4. LASH unicast routing algorithm - uses Infiniband virtual layers (SL)
to provide deadlock-free shortest-path routing while also distributing
the paths between layers. LASH is an alternative deadlock-free
topology-agnostic routing algorithm to the non-minimal UPDN algorithm
avoiding the use of a potentially congested root node.
5. DOR Unicast routing algorithm - based on the Min Hop algorithm, but
avoids port equalization except for redundant links between the same
two switches. This provides deadlock free routes for hypercubes when
the fabric is cabled as a hypercube and for meshes when cabled as a
mesh (see details below).
OpenSM also supports a file method which can load routes from a table.
See ´Modular Routing Engine´ for more information on this.
The basic routing algorithm is comprised of two stages:
1. MinHop matrix calculation
How many hops are required to get from each port to each LID ?
The algorithm to fill these tables is different if you run standard
(min hop) or Up/Down.
For standard routing, a "relaxation" algorithm is used to propagate
min hop from every destination LID through neighbor switches
For Up/Down routing, a BFS from every target is used. The BFS tracks
link direction (up or down) and avoid steps that will perform up after
a down step was used.
2. Once MinHop matrices exist, each switch is visited and for each
target LID a decision is made as to what port should be used to get to
that LID.
This step is common to standard and Up/Down routing. Each port has a
counter counting the number of target LIDs going through it.
When there are multiple alternative ports with same MinHop to a LID,
the one with less previously assigned ports is selected.
If LMC > 0, more checks are added: Within each group of LIDs
assigned to same target port,
a. use only ports which have same MinHop
b. first prefer the ones that go to different systemImageGuid (then
the previous LID of the same LMC group)
c. if none - prefer those which go through another NodeGuid
d. fall back to the number of paths method (if all go to same node).
Effect of Topology Changes
OpenSM will preserve existing routing in any case where there is no
change in the fabric switches unless the -r (--reassign_lids) option is
specified.
-r
--reassign_lids
This option causes OpenSM to reassign LIDs to all
end nodes. Specifying -r on a running subnet
may disrupt subnet traffic.
Without -r, OpenSM attempts to preserve existing
LID assignments resolving multiple use of same LID.
If a link is added or removed, OpenSM does not recalculate the routes
that do not have to change. A route has to change if the port is no
longer UP or no longer the MinHop. When routing changes are performed,
the same algorithm for balancing the routes is invoked.
In the case of using the file based routing, any topology changes are
currently ignored The ’file’ routing engine just loads the LFTs from
the file specified, with no reaction to real topology. Obviously, this
will not be able to recheck LIDs (by GUID) for disconnected nodes, and
LFTs for non-existent switches will be skipped. Multicast is not
affected by ’file’ routing engine (this uses min hop tables).
Min Hop Algorithm
The Min Hop algorithm is invoked by default if no routing algorithm is
specified. It can also be invoked by specifying ’-R minhop’.
The Min Hop algorithm is divided into two stages: computation of min-
hop tables on every switch and LFT output port assignment. Link
subscription is also equalized with the ability to override based on
port GUID. The latter is supplied by:
-i <equalize-ignore-guids-file>
-ignore-guids <equalize-ignore-guids-file>
This option provides the means to define a set of ports
(by guid) that will be ignored by the link load
equalization algorithm. Note that only endports (CA,
switch port 0, and router ports) and not switch external
ports are supported.

> **CHECK YOUR UNDERSTANDING**
1. Answer these questions from the OpenSM routing text, one line each:
(a) Which option invokes the Min Hop algorithm explicitly?
(b) What does the -r option cause OpenSM to do?
(c) For Up/Down routing, what is used to fill the MinHop tables?
2. Using the OpenSM routing text, list every check that is added when LMC > 0.
3. Go on with the OpenSM routing text, starting right after its final sentence.

> **DATASET EXCERPTS**
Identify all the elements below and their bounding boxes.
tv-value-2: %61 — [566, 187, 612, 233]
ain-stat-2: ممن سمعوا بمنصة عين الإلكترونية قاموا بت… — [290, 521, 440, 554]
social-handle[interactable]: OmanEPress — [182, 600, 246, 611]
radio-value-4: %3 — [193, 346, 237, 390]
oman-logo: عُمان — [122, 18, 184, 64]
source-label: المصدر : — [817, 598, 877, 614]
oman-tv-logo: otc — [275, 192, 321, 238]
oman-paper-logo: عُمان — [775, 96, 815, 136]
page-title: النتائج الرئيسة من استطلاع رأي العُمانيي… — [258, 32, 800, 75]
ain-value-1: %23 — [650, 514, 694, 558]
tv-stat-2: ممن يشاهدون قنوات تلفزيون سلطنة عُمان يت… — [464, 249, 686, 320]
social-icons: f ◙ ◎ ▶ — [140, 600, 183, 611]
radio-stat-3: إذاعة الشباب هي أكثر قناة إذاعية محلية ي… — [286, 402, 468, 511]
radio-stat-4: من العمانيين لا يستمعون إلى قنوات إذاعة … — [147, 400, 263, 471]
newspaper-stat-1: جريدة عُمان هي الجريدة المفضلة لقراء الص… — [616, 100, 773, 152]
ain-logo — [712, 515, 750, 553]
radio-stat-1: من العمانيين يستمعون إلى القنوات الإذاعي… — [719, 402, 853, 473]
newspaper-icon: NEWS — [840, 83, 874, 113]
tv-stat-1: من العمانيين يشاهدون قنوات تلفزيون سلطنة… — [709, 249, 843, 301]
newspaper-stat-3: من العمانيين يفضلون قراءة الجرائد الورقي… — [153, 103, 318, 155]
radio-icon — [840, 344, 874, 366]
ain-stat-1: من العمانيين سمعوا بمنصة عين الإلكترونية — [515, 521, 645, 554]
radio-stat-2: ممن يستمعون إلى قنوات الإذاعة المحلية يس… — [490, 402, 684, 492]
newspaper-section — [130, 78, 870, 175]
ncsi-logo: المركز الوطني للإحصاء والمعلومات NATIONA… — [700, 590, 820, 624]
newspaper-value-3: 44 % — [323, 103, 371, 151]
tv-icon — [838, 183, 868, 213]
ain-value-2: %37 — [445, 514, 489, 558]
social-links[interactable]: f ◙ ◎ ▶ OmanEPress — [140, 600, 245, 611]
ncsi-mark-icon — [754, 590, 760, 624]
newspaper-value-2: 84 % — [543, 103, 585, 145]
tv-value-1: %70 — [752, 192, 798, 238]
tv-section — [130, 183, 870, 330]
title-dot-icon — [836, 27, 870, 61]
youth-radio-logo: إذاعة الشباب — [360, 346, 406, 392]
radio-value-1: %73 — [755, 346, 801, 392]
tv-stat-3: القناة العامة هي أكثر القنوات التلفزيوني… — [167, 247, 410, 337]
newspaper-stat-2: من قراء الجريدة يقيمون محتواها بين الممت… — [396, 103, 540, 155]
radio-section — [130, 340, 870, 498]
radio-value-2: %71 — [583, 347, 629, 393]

> **EXPECTED RESULTS**
1.
(a) '-R minhop'
(b) It causes OpenSM to reassign LIDs to all end nodes.
(c) A BFS from every target.

2.
- Use only ports which have same MinHop.
- First prefer the ones that go to different systemImageGuid (then the previous LID of the same LMC group).
- If none, prefer those which go through another NodeGuid.
- Fall back to the number of paths method (if all go to same node).

3.
LMC awareness routes based on (remote) system or switch basis.
Purpose of UPDN Algorithm
The UPDN algorithm is designed to prevent deadlocks from occurring in
loops of the subnet. A loop-deadlock is a situation in which it is no
longer possible to send data between any two hosts connected through
the loop. As such, the UPDN routing algorithm should be used if the
subnet is not a pure Fat Tree, and one of its loops may experience a
deadlock (due, for example, to high pressure).
The UPDN algorithm is based on the following main stages:
1. Auto-detect root nodes - based on the CA hop length from any switch
in the subnet, a statistical histogram is built for each switch (hop
num vs number of occurrences). If the histogram reflects a specific
column (higher than others) for a certain node, then it is marked as a
root node. Since the algorithm is statistical, it may not find any root
nodes. The list of the root nodes found by this auto-detect stage is
used by the ranking process stage.
Note 1: The user can override the node list manually.
Note 2: If this stage cannot find any root nodes, and the user did
not specify a guid list file, OpenSM defaults back to the
Min Hop routing algorithm.
2. Ranking process - All root switch nodes (found in stage 1) are
assigned a rank of 0. Using the BFS algorithm, the rest of the switch
nodes in the subnet are ranked incrementally. This ranking aids in the
process of enforcing rules that ensure loop-free paths.
3. Min Hop Table setting - after ranking is done, a BFS algorithm is
run from each (CA or switch) node in the subnet. During the BFS
process, the FDB table of each switch node traversed by BFS is updated,
in reference to the starting node, based on the ranking rules and guid
values.
At the end of the process, the updated FDB tables ensure loop-free
paths through the subnet.
Note: Up/Down routing does not allow LID routing communication between
switches that are located inside spine "switch systems". The reason is
that there is no way to allow a LID route between them that does not
break the Up/Down rule. One ramification of this is that you cannot
run SM on switches other than the leaf switches of the fabric.
UPDN Algorithm Usage
Activation through OpenSM
Use ’-R updn’ option (instead of old ’-u’) to activate the UPDN
algorithm. Use ’-a <root_guid_file>’ for adding an UPDN guid file that
contains the root nodes for ranking. If the ‘-a’ option is not used,
OpenSM uses its auto-detect root nodes algorithm.
Notes on the guid list file:
1. A valid guid file specifies one guid in each line. Lines with an
invalid format will be discarded.
2. The user should specify the root switch guids. However, it is also
possible to specify CA guids; OpenSM will use the guid of the switch
(if it exists) that connects the CA to the subnet as a root node.
Fat-tree Routing Algorithm
The fat-tree algorithm optimizes routing for "shift" communication
pattern. It should be chosen if a subnet is a symmetrical or almost
symmetrical fat-tree of various types. It supports not just K-ary-N-
Trees, by handling for non-constant K, cases where not all leafs (CAs)
are present, any CBB ratio. As in UPDN, fat-tree also prevents credit-
loop-deadlocks.
If the root guid file is not provided (’-a’ or ’--root_guid_file’
options), the topology has to be pure fat-tree that complies with the
following rules:
- Tree rank should be between two and eight (inclusively)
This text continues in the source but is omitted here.